## [PASSAGE FOURNI]
○ ○ ○ ○ ○

10:08, le train passe devant une spectaculaire cimenterie entourée d’éoliennes. Première frustration : Ce n’est pas l’heure de prendre une photo
10:13 : 2ème photo
10:18 : plusieurs filets d’eau d’origine inconnue se mettent à couler sur la vitre du train depuis le toit. Ils s’évaporent en deux minutes sous l’effet conjugué de la canicule et de la vitesse du train
10:21 : 3ème photo. Arrêt en gare d’Avignon. J’ai fait le choix de ne pas changer les réglages de l’appareil pendant toute la durée du voyage. Je souris en entendant la durée d’obturation, totalement en dehors de mes plages habituelles.

○ ○ ○ ○ ○

## [LISTE DES DONNÉES]
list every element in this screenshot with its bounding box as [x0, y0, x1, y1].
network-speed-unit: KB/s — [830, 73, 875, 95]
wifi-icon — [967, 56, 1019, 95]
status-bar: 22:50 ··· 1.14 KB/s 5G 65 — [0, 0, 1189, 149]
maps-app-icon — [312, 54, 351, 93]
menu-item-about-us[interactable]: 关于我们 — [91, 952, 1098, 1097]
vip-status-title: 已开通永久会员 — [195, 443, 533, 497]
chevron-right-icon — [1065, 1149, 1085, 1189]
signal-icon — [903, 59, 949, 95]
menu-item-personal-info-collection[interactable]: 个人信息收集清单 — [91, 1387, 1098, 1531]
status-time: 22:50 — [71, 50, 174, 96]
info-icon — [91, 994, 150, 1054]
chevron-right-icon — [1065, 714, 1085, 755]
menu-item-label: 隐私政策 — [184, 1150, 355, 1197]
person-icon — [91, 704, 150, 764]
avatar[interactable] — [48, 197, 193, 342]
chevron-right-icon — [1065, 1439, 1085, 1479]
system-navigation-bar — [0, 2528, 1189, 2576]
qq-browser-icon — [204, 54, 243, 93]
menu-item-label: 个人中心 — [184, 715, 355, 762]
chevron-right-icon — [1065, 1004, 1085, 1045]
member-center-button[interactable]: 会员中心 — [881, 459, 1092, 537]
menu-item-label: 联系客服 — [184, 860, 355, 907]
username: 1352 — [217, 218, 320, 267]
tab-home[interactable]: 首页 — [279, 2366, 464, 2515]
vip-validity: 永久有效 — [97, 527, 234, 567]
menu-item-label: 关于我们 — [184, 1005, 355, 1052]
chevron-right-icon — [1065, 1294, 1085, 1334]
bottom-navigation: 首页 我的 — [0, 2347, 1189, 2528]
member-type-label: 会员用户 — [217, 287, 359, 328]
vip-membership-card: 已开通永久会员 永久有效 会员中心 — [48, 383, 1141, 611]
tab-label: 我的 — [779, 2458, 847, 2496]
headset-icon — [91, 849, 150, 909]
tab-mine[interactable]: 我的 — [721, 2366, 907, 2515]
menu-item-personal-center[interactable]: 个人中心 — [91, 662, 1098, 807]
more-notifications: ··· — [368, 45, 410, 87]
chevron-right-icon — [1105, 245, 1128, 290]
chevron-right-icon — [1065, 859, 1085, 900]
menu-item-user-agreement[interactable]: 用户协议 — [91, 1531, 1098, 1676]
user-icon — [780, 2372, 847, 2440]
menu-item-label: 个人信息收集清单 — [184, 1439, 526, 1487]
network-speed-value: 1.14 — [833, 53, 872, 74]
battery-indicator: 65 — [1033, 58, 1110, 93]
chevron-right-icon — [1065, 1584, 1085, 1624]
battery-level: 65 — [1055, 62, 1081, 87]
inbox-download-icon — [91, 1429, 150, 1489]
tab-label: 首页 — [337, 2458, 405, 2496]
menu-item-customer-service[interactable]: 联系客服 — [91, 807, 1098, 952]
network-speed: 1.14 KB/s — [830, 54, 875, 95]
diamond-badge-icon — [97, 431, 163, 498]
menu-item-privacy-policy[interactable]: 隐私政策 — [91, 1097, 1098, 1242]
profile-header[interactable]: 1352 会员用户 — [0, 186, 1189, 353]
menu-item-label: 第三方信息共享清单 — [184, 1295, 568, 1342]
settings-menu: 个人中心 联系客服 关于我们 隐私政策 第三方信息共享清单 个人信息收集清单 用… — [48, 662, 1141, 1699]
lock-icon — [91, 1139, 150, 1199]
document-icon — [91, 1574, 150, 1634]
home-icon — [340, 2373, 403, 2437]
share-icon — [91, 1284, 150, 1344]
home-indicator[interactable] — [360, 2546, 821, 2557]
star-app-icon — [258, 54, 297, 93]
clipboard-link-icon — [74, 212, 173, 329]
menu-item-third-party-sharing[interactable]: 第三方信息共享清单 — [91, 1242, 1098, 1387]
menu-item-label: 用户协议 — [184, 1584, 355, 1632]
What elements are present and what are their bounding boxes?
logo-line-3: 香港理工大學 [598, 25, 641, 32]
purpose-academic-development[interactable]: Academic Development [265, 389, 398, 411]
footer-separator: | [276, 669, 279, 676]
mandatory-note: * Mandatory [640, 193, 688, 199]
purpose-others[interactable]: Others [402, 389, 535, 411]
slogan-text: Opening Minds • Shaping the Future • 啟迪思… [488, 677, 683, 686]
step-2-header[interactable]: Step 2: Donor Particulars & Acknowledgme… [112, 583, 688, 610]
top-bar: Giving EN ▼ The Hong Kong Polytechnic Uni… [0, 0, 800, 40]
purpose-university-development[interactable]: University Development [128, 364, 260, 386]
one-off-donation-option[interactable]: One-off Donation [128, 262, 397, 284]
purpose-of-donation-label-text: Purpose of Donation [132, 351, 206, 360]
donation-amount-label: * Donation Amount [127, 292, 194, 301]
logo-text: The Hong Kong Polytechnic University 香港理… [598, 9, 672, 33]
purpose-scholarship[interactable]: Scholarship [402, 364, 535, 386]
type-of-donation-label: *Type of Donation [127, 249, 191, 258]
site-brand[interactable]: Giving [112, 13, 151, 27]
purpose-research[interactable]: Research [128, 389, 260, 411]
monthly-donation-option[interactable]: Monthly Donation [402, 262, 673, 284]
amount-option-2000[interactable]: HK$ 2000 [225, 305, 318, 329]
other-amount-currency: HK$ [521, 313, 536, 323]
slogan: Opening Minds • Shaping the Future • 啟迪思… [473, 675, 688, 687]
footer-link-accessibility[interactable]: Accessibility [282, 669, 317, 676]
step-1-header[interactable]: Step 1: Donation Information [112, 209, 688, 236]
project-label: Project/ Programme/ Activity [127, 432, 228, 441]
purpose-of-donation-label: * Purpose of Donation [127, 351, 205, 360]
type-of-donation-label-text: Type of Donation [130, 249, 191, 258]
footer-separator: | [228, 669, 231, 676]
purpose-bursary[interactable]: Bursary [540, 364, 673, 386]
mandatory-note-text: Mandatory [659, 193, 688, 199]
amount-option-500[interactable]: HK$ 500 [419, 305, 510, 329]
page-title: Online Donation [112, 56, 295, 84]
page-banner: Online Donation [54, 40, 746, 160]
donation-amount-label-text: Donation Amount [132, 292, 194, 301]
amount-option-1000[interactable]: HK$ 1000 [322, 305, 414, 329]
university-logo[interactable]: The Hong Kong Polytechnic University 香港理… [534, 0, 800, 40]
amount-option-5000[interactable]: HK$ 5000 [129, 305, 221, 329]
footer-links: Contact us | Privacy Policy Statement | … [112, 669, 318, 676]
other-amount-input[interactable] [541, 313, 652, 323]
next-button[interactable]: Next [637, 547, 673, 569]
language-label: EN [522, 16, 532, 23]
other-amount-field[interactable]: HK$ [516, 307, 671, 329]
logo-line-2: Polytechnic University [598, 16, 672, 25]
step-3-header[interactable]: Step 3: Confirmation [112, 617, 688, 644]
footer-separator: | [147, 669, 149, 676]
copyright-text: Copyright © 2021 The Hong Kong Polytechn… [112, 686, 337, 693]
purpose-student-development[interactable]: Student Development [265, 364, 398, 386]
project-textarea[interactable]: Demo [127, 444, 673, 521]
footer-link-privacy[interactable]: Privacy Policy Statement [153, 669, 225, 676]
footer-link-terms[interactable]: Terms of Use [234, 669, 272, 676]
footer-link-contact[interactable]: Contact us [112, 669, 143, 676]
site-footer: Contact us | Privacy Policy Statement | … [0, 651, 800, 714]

○ ○ ○ ○ ○

## [CONSIGNES DE TRAVAIL]
a - Recopiez le passage fourni, de « 10:08, le train » jusqu'à « mes plages habituelles. », ces deux bornes comprises.
b - D'après le passage fourni, dans quelle gare le train s'arrête-t-il ?

## [RÉPONSES PAR CONSIGNE]
a -
10:08, le train passe devant une spectaculaire cimenterie entourée d’éoliennes. Première frustration : Ce n’est pas l’heure de prendre une photo
10:13 : 2ème photo
10:18 : plusieurs filets d’eau d’origine inconnue se mettent à couler sur la vitre du train depuis le toit. Ils s’évaporent en deux minutes sous l’effet conjugué de la canicule et de la vitesse du train
10:21 : 3ème photo. Arrêt en gare d’Avignon. J’ai fait le choix de ne pas changer les réglages de l’appareil pendant toute la durée du voyage. Je souris en entendant la durée d’obturation, totalement en dehors de mes plages habituelles.

b - Le train s'arrête en gare d'Avignon.